-------- Task input --------
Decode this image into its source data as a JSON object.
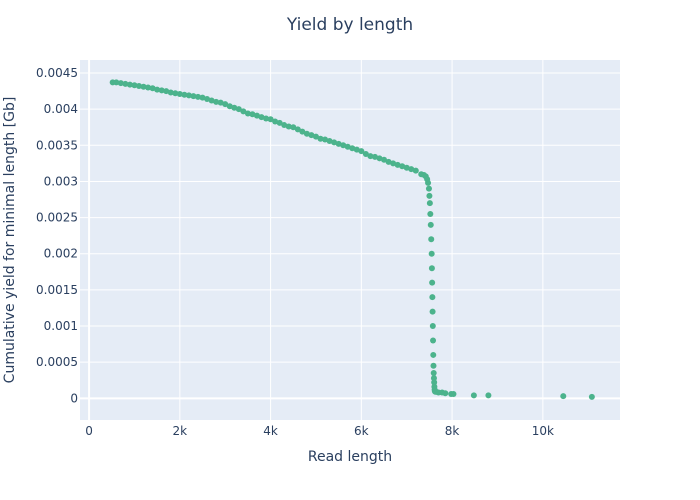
{
  "chart_data": {
    "type": "scatter",
    "title": "Yield by length",
    "xlabel": "Read length",
    "ylabel": "Cumulative yield for minimal length [Gb]",
    "xlim": [
      -200,
      11700
    ],
    "ylim": [
      -0.0003,
      0.00468
    ],
    "x_ticks": [
      0,
      2000,
      4000,
      6000,
      8000,
      10000
    ],
    "x_tick_labels": [
      "0",
      "2k",
      "4k",
      "6k",
      "8k",
      "10k"
    ],
    "y_ticks": [
      0,
      0.0005,
      0.001,
      0.0015,
      0.002,
      0.0025,
      0.003,
      0.0035,
      0.004,
      0.0045
    ],
    "y_tick_labels": [
      "0",
      "0.0005",
      "0.001",
      "0.0015",
      "0.002",
      "0.0025",
      "0.003",
      "0.0035",
      "0.004",
      "0.0045"
    ],
    "grid": true,
    "colors": {
      "plot_bg": "#e5ecf6",
      "grid": "#ffffff",
      "marker": "#4cb38c",
      "text": "#2a3f5f"
    },
    "series": [
      {
        "x": [
          520,
          600,
          700,
          800,
          900,
          1000,
          1100,
          1200,
          1300,
          1400,
          1500,
          1600,
          1700,
          1800,
          1900,
          2000,
          2100,
          2200,
          2300,
          2400,
          2500,
          2600,
          2700,
          2800,
          2900,
          3000,
          3100,
          3200,
          3300,
          3400,
          3500,
          3600,
          3700,
          3800,
          3900,
          4000,
          4100,
          4200,
          4300,
          4400,
          4500,
          4600,
          4700,
          4800,
          4900,
          5000,
          5100,
          5200,
          5300,
          5400,
          5500,
          5600,
          5700,
          5800,
          5900,
          6000,
          6100,
          6200,
          6300,
          6400,
          6500,
          6600,
          6700,
          6800,
          6900,
          7000,
          7100,
          7200,
          7320,
          7380,
          7420,
          7450,
          7470,
          7490,
          7500,
          7510,
          7520,
          7530,
          7540,
          7550,
          7555,
          7560,
          7565,
          7570,
          7575,
          7580,
          7585,
          7590,
          7595,
          7600,
          7605,
          7610,
          7615,
          7620,
          7630,
          7650,
          7700,
          7780,
          7850,
          7980,
          8030,
          8480,
          8800,
          10450,
          11080
        ],
        "y": [
          0.00437,
          0.00437,
          0.00436,
          0.00435,
          0.00434,
          0.00433,
          0.00432,
          0.00431,
          0.0043,
          0.00429,
          0.00427,
          0.00426,
          0.00425,
          0.00423,
          0.00422,
          0.00421,
          0.0042,
          0.00419,
          0.00418,
          0.00417,
          0.00416,
          0.00414,
          0.00412,
          0.0041,
          0.00409,
          0.00407,
          0.00404,
          0.00402,
          0.004,
          0.00397,
          0.00394,
          0.00393,
          0.00391,
          0.00389,
          0.00387,
          0.00386,
          0.00383,
          0.00381,
          0.00378,
          0.00376,
          0.00375,
          0.00372,
          0.00369,
          0.00366,
          0.00364,
          0.00362,
          0.00359,
          0.00358,
          0.00356,
          0.00354,
          0.00352,
          0.0035,
          0.00348,
          0.00346,
          0.00344,
          0.00342,
          0.00338,
          0.00335,
          0.00334,
          0.00332,
          0.0033,
          0.00327,
          0.00325,
          0.00323,
          0.00321,
          0.00319,
          0.00317,
          0.00315,
          0.0031,
          0.00309,
          0.00307,
          0.00303,
          0.00298,
          0.0029,
          0.0028,
          0.0027,
          0.00255,
          0.0024,
          0.0022,
          0.002,
          0.0018,
          0.0016,
          0.0014,
          0.0012,
          0.001,
          0.0008,
          0.0006,
          0.00045,
          0.00035,
          0.00028,
          0.00022,
          0.00016,
          0.00012,
          0.0001,
          9e-05,
          9e-05,
          8e-05,
          8e-05,
          7e-05,
          6e-05,
          6e-05,
          4e-05,
          4e-05,
          3e-05,
          2e-05
        ]
      }
    ]
  }
}
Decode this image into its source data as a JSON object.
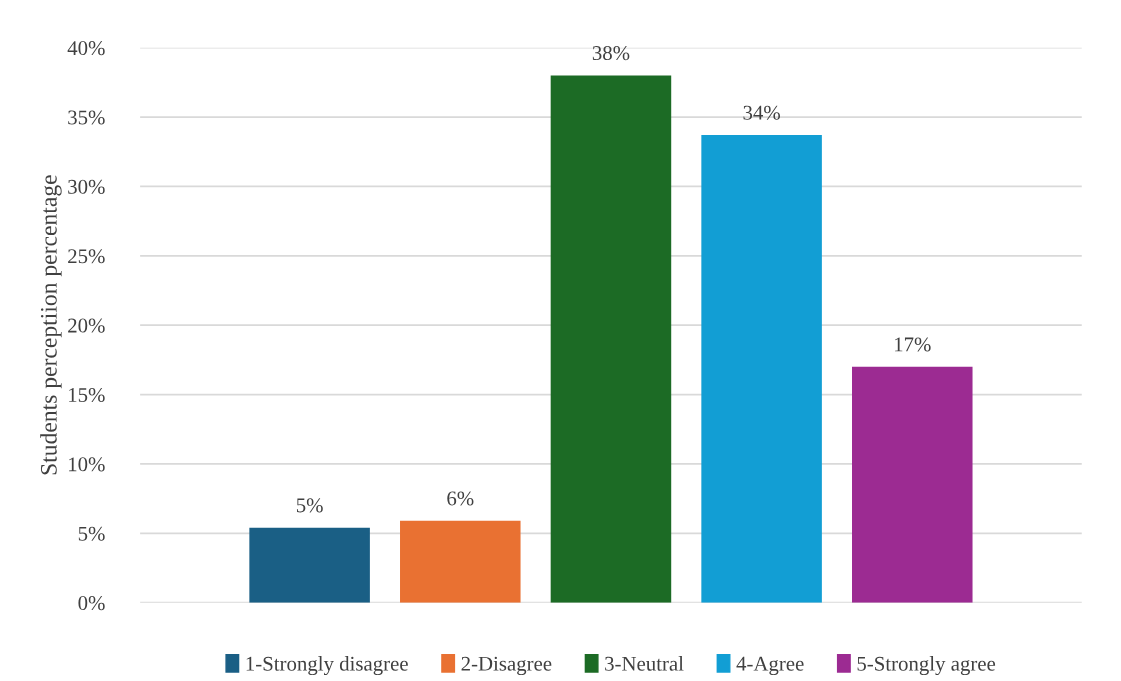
{
  "chart_data": {
    "type": "bar",
    "ylabel": "Students perceptiion percentage",
    "categories": [
      null
    ],
    "series": [
      {
        "name": "1-Strongly disagree",
        "color": "#1a5f85",
        "values": [
          5.4
        ],
        "value_labels": [
          "5%"
        ]
      },
      {
        "name": "2-Disagree",
        "color": "#e97132",
        "values": [
          5.9
        ],
        "value_labels": [
          "6%"
        ]
      },
      {
        "name": "3-Neutral",
        "color": "#1c6b25",
        "values": [
          38
        ],
        "value_labels": [
          "38%"
        ]
      },
      {
        "name": "4-Agree",
        "color": "#129ed4",
        "values": [
          33.7
        ],
        "value_labels": [
          "34%"
        ]
      },
      {
        "name": "5-Strongly agree",
        "color": "#9c2b92",
        "values": [
          17
        ],
        "value_labels": [
          "17%"
        ]
      }
    ],
    "ylim": [
      0,
      40
    ],
    "yticks": [
      {
        "value": 0,
        "label": "0%"
      },
      {
        "value": 5,
        "label": "5%"
      },
      {
        "value": 10,
        "label": "10%"
      },
      {
        "value": 15,
        "label": "15%"
      },
      {
        "value": 20,
        "label": "20%"
      },
      {
        "value": 25,
        "label": "25%"
      },
      {
        "value": 30,
        "label": "30%"
      },
      {
        "value": 35,
        "label": "35%"
      },
      {
        "value": 40,
        "label": "40%"
      }
    ],
    "grid": "y",
    "legend": "bottom"
  }
}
--------
(Stated problem):
Repeat the material above in full and unchanged, minus its images.

(Solution):
Decode this image into its source data as a JSON object.
{
  "chart_data": {
    "type": "scatter",
    "title": "Yield by length",
    "xlabel": "Read length",
    "ylabel": "Cumulative yield for minimal length [Gb]",
    "xlim": [
      -200,
      11700
    ],
    "ylim": [
      -0.0003,
      0.00468
    ],
    "x_ticks": [
      0,
      2000,
      4000,
      6000,
      8000,
      10000
    ],
    "x_tick_labels": [
      "0",
      "2k",
      "4k",
      "6k",
      "8k",
      "10k"
    ],
    "y_ticks": [
      0,
      0.0005,
      0.001,
      0.0015,
      0.002,
      0.0025,
      0.003,
      0.0035,
      0.004,
      0.0045
    ],
    "y_tick_labels": [
      "0",
      "0.0005",
      "0.001",
      "0.0015",
      "0.002",
      "0.0025",
      "0.003",
      "0.0035",
      "0.004",
      "0.0045"
    ],
    "grid": true,
    "colors": {
      "plot_bg": "#e5ecf6",
      "grid": "#ffffff",
      "marker": "#4cb38c",
      "text": "#2a3f5f"
    },
    "series": [
      {
        "x": [
          520,
          600,
          700,
          800,
          900,
          1000,
          1100,
          1200,
          1300,
          1400,
          1500,
          1600,
          1700,
          1800,
          1900,
          2000,
          2100,
          2200,
          2300,
          2400,
          2500,
          2600,
          2700,
          2800,
          2900,
          3000,
          3100,
          3200,
          3300,
          3400,
          3500,
          3600,
          3700,
          3800,
          3900,
          4000,
          4100,
          4200,
          4300,
          4400,
          4500,
          4600,
          4700,
          4800,
          4900,
          5000,
          5100,
          5200,
          5300,
          5400,
          5500,
          5600,
          5700,
          5800,
          5900,
          6000,
          6100,
          6200,
          6300,
          6400,
          6500,
          6600,
          6700,
          6800,
          6900,
          7000,
          7100,
          7200,
          7320,
          7380,
          7420,
          7450,
          7470,
          7490,
          7500,
          7510,
          7520,
          7530,
          7540,
          7550,
          7555,
          7560,
          7565,
          7570,
          7575,
          7580,
          7585,
          7590,
          7595,
          7600,
          7605,
          7610,
          7615,
          7620,
          7630,
          7650,
          7700,
          7780,
          7850,
          7980,
          8030,
          8480,
          8800,
          10450,
          11080
        ],
        "y": [
          0.00437,
          0.00437,
          0.00436,
          0.00435,
          0.00434,
          0.00433,
          0.00432,
          0.00431,
          0.0043,
          0.00429,
          0.00427,
          0.00426,
          0.00425,
          0.00423,
          0.00422,
          0.00421,
          0.0042,
          0.00419,
          0.00418,
          0.00417,
          0.00416,
          0.00414,
          0.00412,
          0.0041,
          0.00409,
          0.00407,
          0.00404,
          0.00402,
          0.004,
          0.00397,
          0.00394,
          0.00393,
          0.00391,
          0.00389,
          0.00387,
          0.00386,
          0.00383,
          0.00381,
          0.00378,
          0.00376,
          0.00375,
          0.00372,
          0.00369,
          0.00366,
          0.00364,
          0.00362,
          0.00359,
          0.00358,
          0.00356,
          0.00354,
          0.00352,
          0.0035,
          0.00348,
          0.00346,
          0.00344,
          0.00342,
          0.00338,
          0.00335,
          0.00334,
          0.00332,
          0.0033,
          0.00327,
          0.00325,
          0.00323,
          0.00321,
          0.00319,
          0.00317,
          0.00315,
          0.0031,
          0.00309,
          0.00307,
          0.00303,
          0.00298,
          0.0029,
          0.0028,
          0.0027,
          0.00255,
          0.0024,
          0.0022,
          0.002,
          0.0018,
          0.0016,
          0.0014,
          0.0012,
          0.001,
          0.0008,
          0.0006,
          0.00045,
          0.00035,
          0.00028,
          0.00022,
          0.00016,
          0.00012,
          0.0001,
          9e-05,
          9e-05,
          8e-05,
          8e-05,
          7e-05,
          6e-05,
          6e-05,
          4e-05,
          4e-05,
          3e-05,
          2e-05
        ]
      }
    ]
  }
}
Decode this image into its source data as a JSON object.
{
  "chart_data": {
    "type": "bar",
    "ylabel": "Students perceptiion percentage",
    "categories": [
      null
    ],
    "series": [
      {
        "name": "1-Strongly disagree",
        "color": "#1a5f85",
        "values": [
          5.4
        ],
        "value_labels": [
          "5%"
        ]
      },
      {
        "name": "2-Disagree",
        "color": "#e97132",
        "values": [
          5.9
        ],
        "value_labels": [
          "6%"
        ]
      },
      {
        "name": "3-Neutral",
        "color": "#1c6b25",
        "values": [
          38
        ],
        "value_labels": [
          "38%"
        ]
      },
      {
        "name": "4-Agree",
        "color": "#129ed4",
        "values": [
          33.7
        ],
        "value_labels": [
          "34%"
        ]
      },
      {
        "name": "5-Strongly agree",
        "color": "#9c2b92",
        "values": [
          17
        ],
        "value_labels": [
          "17%"
        ]
      }
    ],
    "ylim": [
      0,
      40
    ],
    "yticks": [
      {
        "value": 0,
        "label": "0%"
      },
      {
        "value": 5,
        "label": "5%"
      },
      {
        "value": 10,
        "label": "10%"
      },
      {
        "value": 15,
        "label": "15%"
      },
      {
        "value": 20,
        "label": "20%"
      },
      {
        "value": 25,
        "label": "25%"
      },
      {
        "value": 30,
        "label": "30%"
      },
      {
        "value": 35,
        "label": "35%"
      },
      {
        "value": 40,
        "label": "40%"
      }
    ],
    "grid": "y",
    "legend": "bottom"
  }
}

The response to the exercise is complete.